### Short task
Will you output all of the data below exactly, omitting the images?

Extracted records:

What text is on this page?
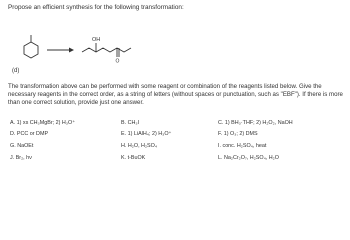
Propose an efficient synthesis for the following transformation:
OH
O
(d)
The transformation above can be performed with some reagent or combination of the reagents listed below. Give the necessary reagents in the correct order, as a string of letters (without spaces or punctuation, such as "EBF"). If there is more than one correct solution, provide just one answer.
A. 1) xs CH₃MgBr; 2) H₃O⁺	B. CH₃I	C. 1) BH₃·THF; 2) H₂O₂, NaOH
D. PCC or DMP	E. 1) LiAlH₄; 2) H₃O⁺	F. 1) O₃; 2) DMS
G. NaOEt	H. H₂O, H₂SO₄	I. conc. H₂SO₄, heat
J. Br₂, hν	K. t-BuOK	L. Na₂Cr₂O₇, H₂SO₄, H₂O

### Correct response
What text is on this page?
Propose an efficient synthesis for the following transformation:
OH
O
(d)
The transformation above can be performed with some reagent or combination of the reagents listed below. Give the necessary reagents in the correct order, as a string of letters (without spaces or punctuation, such as "EBF"). If there is more than one correct solution, provide just one answer.
A. 1) xs CH₃MgBr; 2) H₃O⁺	B. CH₃I	C. 1) BH₃·THF; 2) H₂O₂, NaOH
D. PCC or DMP	E. 1) LiAlH₄; 2) H₃O⁺	F. 1) O₃; 2) DMS
G. NaOEt	H. H₂O, H₂SO₄	I. conc. H₂SO₄, heat
J. Br₂, hν	K. t-BuOK	L. Na₂Cr₂O₇, H₂SO₄, H₂O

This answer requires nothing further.